▶ [INSTRUCTIONS FOR THE TASK]
In the records that follow, count the lines where the string "tiden" appears, and give the count with nothing added.

▶ [RECORDS FOR THIS TASK]
((

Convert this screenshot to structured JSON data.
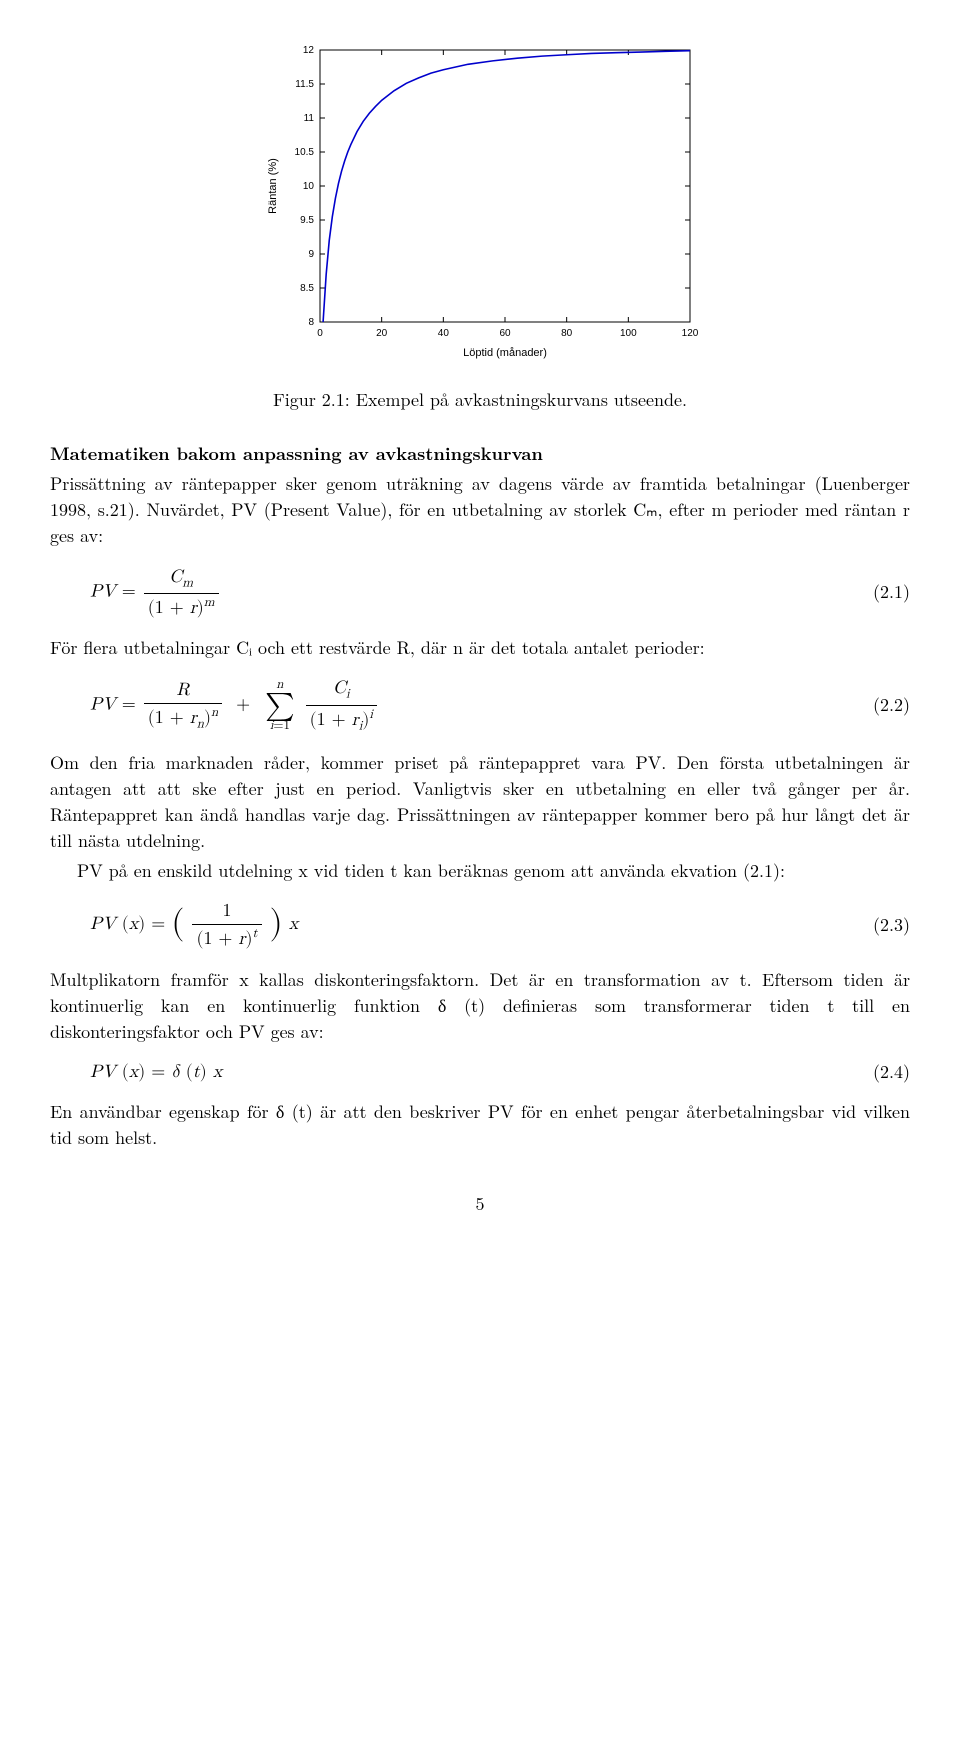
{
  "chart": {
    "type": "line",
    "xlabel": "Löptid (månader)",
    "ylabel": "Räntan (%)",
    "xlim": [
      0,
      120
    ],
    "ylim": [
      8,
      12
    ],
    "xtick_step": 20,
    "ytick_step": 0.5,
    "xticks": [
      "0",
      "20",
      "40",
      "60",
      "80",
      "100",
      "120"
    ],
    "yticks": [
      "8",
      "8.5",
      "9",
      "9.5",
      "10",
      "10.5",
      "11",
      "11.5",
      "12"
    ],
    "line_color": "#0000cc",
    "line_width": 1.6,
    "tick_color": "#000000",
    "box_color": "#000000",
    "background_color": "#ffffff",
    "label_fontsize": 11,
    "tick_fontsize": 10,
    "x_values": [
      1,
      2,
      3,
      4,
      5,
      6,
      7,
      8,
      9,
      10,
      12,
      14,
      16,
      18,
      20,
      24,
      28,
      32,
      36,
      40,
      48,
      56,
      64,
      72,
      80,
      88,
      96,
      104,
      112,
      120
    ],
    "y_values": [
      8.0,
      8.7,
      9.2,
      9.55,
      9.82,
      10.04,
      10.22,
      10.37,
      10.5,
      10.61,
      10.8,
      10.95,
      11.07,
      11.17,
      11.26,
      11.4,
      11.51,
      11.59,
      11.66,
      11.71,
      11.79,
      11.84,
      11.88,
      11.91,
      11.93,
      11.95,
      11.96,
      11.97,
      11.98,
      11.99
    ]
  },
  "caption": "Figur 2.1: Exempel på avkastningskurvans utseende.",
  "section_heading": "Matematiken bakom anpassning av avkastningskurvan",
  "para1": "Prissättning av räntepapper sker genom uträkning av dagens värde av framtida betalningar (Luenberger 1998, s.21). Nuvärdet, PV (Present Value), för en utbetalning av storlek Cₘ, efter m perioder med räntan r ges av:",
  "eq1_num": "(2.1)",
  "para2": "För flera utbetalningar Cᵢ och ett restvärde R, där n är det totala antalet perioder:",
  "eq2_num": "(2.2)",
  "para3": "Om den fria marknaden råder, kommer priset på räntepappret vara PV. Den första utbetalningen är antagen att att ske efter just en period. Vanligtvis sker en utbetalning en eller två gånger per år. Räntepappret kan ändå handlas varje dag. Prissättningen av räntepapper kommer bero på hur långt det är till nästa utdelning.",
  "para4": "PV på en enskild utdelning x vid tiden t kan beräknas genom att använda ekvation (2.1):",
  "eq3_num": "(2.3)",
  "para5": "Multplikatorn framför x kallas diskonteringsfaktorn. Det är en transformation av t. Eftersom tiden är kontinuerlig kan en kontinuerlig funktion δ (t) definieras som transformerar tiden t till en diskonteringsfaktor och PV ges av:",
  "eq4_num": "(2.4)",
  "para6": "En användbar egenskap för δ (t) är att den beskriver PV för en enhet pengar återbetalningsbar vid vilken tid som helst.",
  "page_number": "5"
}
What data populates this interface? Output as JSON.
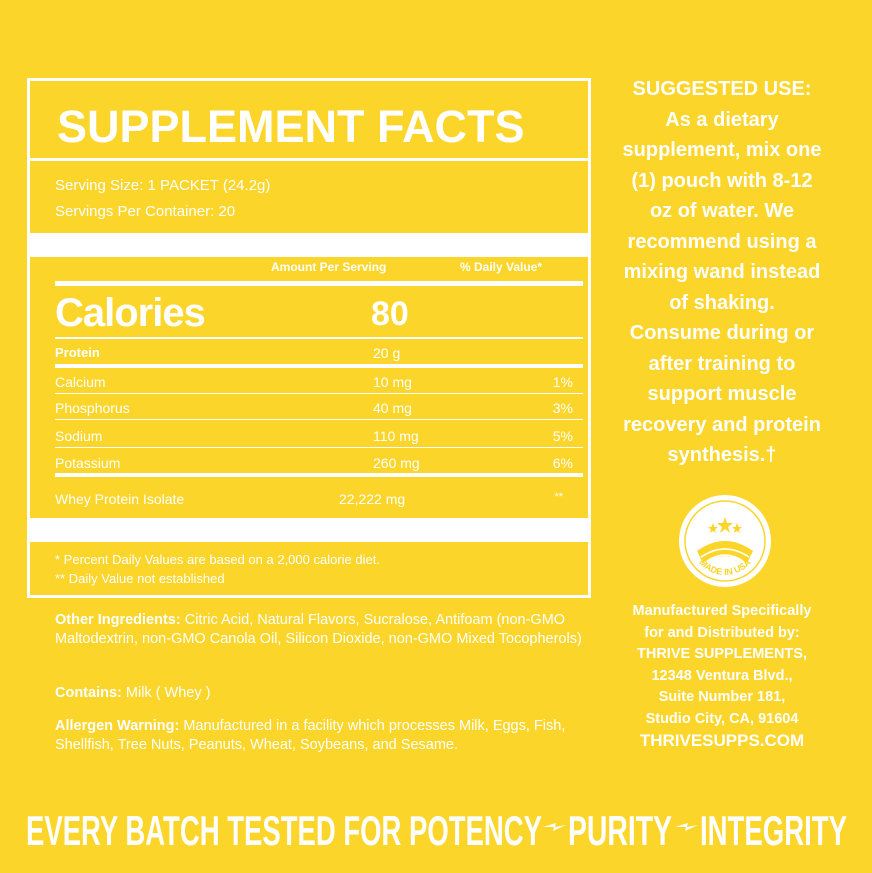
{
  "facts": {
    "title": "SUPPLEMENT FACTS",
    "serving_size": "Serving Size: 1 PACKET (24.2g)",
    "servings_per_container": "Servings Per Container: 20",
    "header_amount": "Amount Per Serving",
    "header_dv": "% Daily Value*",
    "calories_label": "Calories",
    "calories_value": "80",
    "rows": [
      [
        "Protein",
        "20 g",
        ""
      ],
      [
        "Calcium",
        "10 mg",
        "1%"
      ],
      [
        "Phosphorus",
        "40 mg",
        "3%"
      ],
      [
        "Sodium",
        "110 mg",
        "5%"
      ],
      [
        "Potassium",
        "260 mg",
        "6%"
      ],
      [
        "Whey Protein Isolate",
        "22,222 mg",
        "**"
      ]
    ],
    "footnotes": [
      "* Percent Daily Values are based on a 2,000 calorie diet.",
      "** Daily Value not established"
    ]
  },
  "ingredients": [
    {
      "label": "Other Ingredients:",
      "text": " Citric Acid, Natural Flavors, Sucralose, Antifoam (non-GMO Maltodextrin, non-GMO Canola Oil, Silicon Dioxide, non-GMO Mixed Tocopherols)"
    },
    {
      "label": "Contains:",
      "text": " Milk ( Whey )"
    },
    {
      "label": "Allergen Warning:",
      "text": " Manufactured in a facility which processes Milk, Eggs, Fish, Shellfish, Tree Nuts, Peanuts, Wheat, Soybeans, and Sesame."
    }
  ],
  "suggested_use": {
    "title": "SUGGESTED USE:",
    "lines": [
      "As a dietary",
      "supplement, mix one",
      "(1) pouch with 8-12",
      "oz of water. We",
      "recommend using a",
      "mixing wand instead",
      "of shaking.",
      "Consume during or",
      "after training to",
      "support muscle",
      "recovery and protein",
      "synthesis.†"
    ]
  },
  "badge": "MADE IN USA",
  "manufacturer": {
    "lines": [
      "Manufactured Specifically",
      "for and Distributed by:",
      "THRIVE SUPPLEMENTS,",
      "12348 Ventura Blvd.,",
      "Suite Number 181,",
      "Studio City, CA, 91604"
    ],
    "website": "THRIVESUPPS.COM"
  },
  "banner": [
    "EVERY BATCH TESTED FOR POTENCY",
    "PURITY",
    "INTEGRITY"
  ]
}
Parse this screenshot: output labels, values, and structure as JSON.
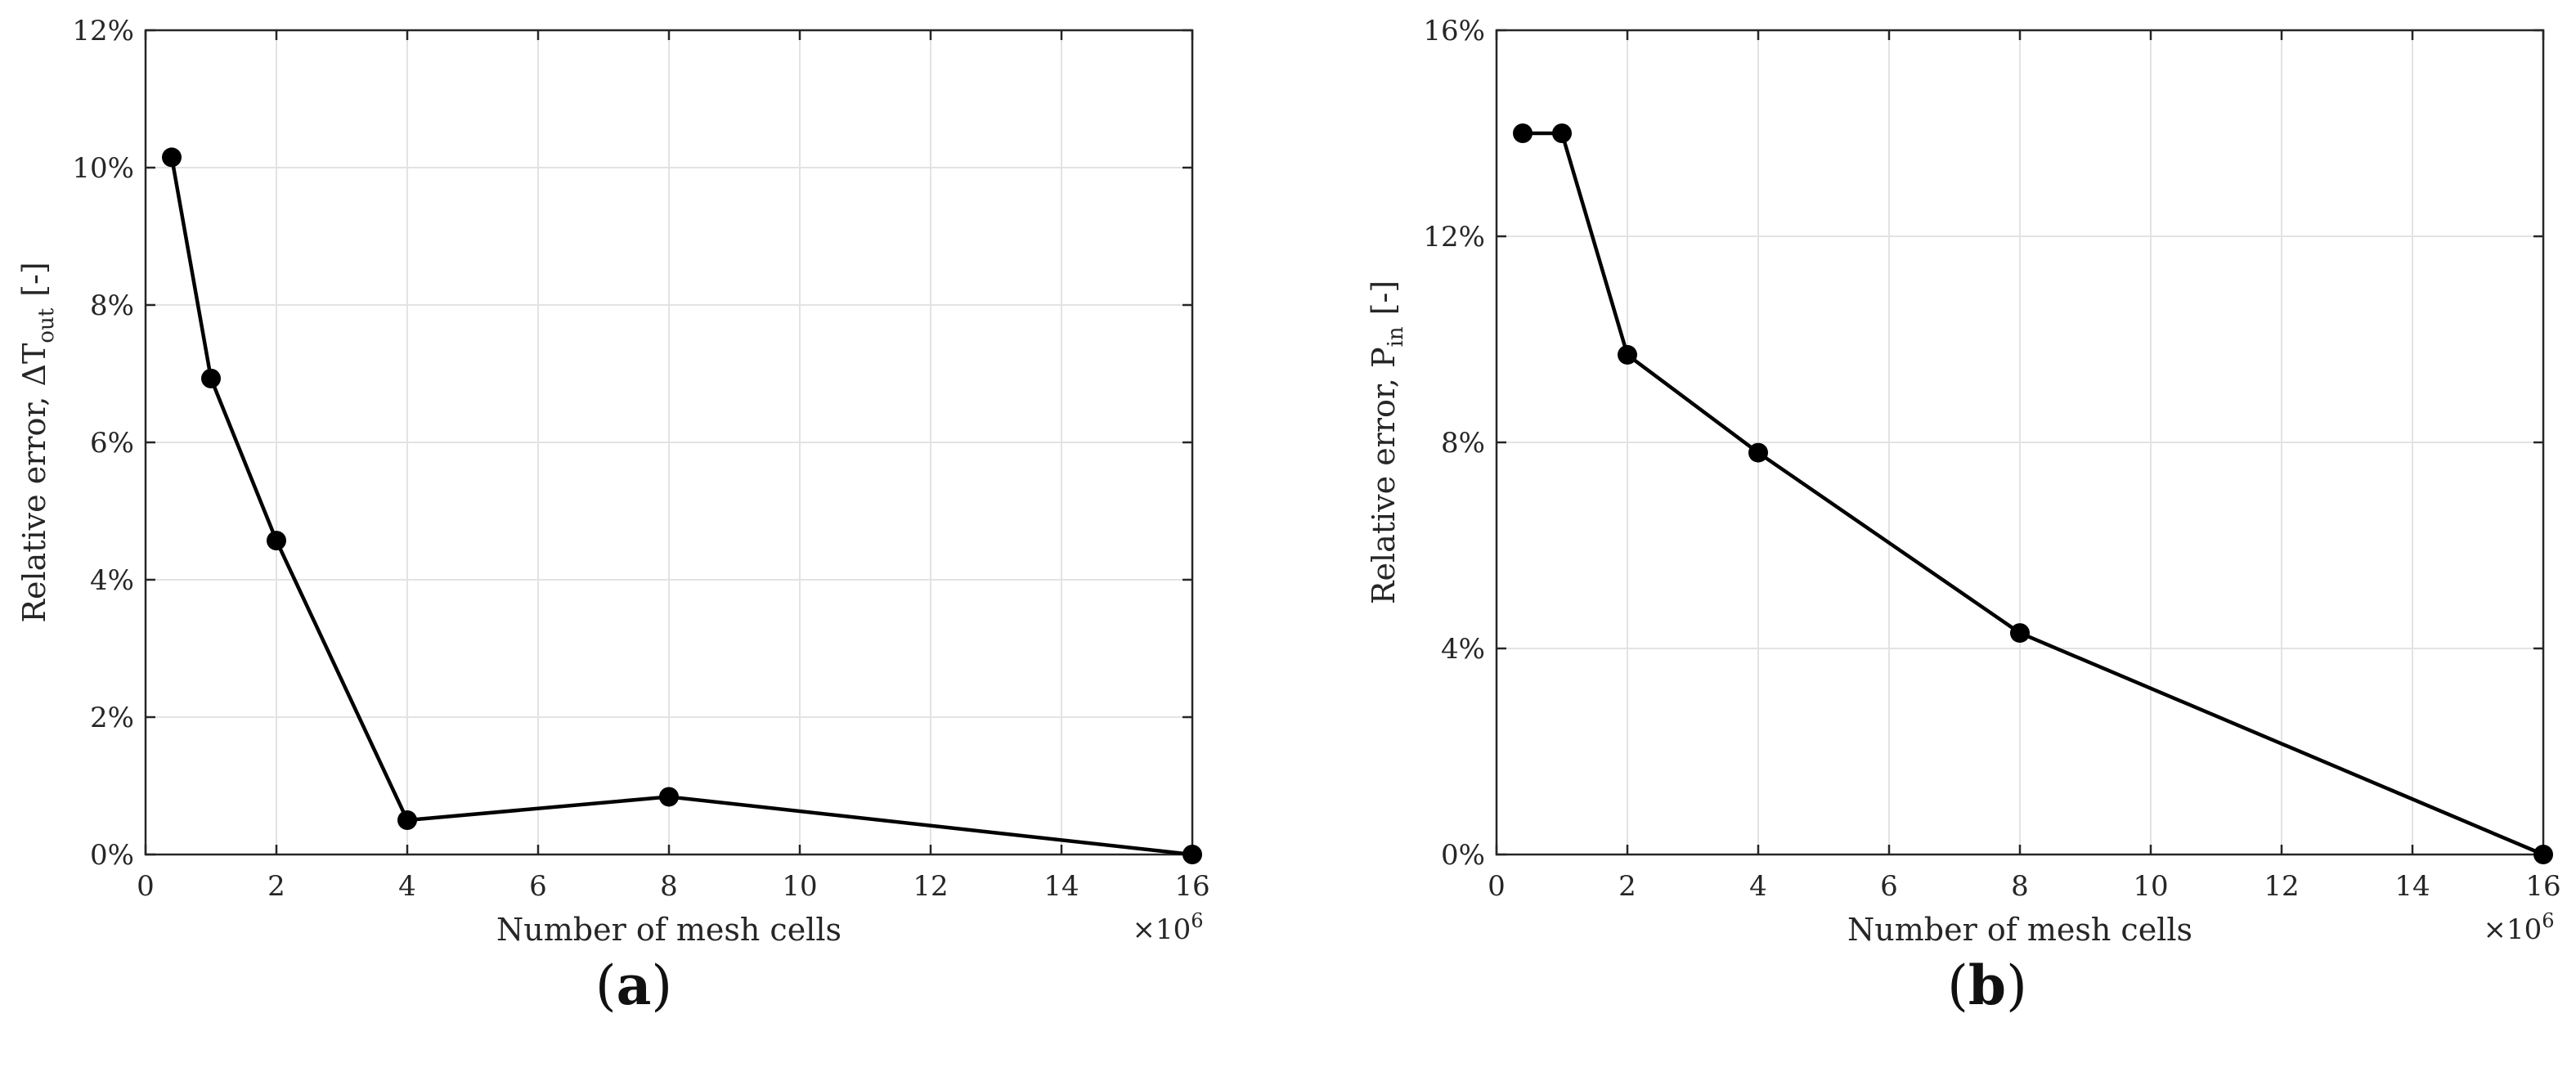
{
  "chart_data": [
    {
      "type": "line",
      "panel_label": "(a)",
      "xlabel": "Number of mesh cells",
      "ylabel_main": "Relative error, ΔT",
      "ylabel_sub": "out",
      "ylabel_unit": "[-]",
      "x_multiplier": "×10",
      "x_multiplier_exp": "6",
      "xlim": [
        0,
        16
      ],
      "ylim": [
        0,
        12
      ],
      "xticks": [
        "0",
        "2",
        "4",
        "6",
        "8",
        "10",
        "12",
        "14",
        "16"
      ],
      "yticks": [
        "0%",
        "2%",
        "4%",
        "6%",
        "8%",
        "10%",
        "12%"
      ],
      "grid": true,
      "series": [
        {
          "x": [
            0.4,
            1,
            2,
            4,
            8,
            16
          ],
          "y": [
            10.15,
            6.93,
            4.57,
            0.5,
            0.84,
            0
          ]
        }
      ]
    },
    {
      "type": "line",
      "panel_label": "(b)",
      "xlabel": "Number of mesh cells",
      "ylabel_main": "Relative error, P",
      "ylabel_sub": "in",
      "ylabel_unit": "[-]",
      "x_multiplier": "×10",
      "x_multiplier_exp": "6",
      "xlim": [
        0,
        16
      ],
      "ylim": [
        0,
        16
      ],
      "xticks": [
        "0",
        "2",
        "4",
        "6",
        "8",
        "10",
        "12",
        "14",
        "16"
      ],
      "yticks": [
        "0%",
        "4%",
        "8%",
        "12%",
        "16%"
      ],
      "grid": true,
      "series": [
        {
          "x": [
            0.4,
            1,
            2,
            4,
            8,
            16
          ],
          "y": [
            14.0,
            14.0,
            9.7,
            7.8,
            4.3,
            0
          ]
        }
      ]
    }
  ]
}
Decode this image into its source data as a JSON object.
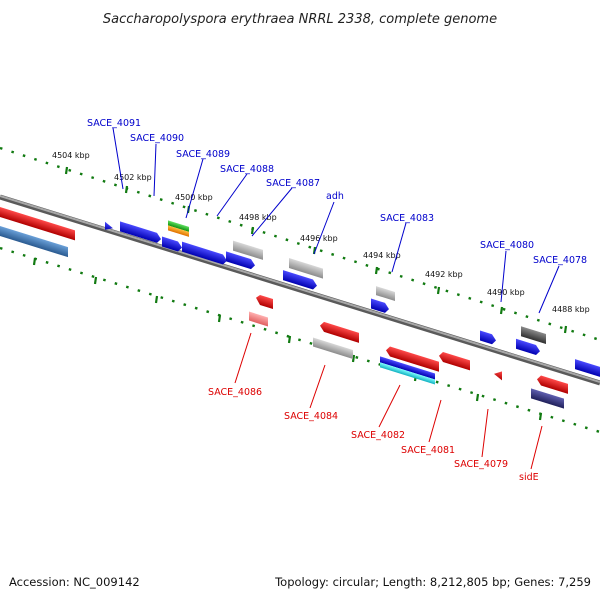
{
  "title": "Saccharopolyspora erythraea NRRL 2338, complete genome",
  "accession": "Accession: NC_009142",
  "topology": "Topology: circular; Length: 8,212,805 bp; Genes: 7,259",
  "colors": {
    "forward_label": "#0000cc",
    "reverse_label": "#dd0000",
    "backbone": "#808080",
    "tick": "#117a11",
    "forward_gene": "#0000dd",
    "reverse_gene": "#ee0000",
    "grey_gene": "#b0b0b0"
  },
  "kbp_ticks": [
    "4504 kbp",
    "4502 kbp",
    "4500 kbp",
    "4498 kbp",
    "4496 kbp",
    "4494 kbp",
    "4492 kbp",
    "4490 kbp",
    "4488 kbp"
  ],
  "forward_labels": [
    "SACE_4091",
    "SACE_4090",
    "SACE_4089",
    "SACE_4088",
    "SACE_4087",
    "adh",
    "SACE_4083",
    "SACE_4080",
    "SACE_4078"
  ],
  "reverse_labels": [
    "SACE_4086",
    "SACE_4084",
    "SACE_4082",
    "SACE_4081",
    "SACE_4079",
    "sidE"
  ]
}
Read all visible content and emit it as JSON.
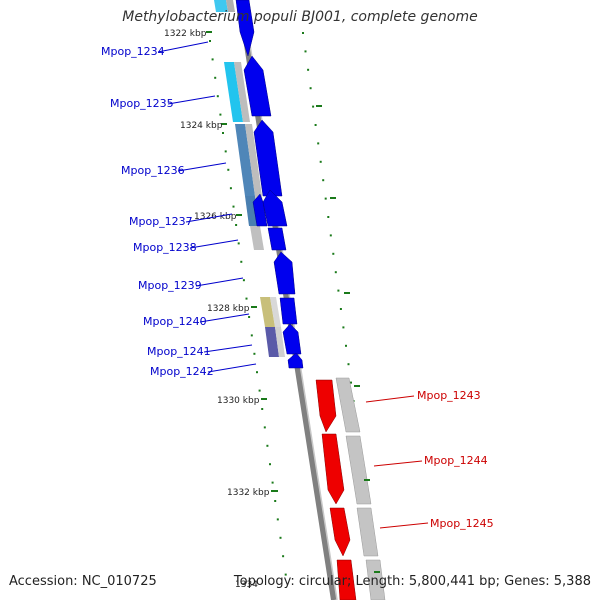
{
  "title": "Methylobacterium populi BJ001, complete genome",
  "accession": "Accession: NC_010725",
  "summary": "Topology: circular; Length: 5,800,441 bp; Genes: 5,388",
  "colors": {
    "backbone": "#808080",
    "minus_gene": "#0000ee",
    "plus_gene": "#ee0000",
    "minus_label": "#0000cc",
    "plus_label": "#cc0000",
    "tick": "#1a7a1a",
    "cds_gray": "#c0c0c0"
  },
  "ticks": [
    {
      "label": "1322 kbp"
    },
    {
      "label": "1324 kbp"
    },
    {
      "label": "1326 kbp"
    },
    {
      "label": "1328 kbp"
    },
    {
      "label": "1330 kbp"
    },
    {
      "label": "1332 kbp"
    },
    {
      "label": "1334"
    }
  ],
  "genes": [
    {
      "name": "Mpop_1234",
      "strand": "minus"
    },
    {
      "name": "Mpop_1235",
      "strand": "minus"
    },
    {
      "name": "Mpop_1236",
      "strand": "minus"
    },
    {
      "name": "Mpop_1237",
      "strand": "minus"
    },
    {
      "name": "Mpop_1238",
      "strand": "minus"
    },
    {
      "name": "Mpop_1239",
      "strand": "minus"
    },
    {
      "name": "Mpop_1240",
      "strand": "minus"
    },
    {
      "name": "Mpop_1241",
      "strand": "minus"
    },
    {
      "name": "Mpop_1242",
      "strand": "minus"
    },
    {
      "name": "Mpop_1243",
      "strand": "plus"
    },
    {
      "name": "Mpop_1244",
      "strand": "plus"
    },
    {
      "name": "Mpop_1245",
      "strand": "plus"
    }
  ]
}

))

▶ [OUTPUT]
2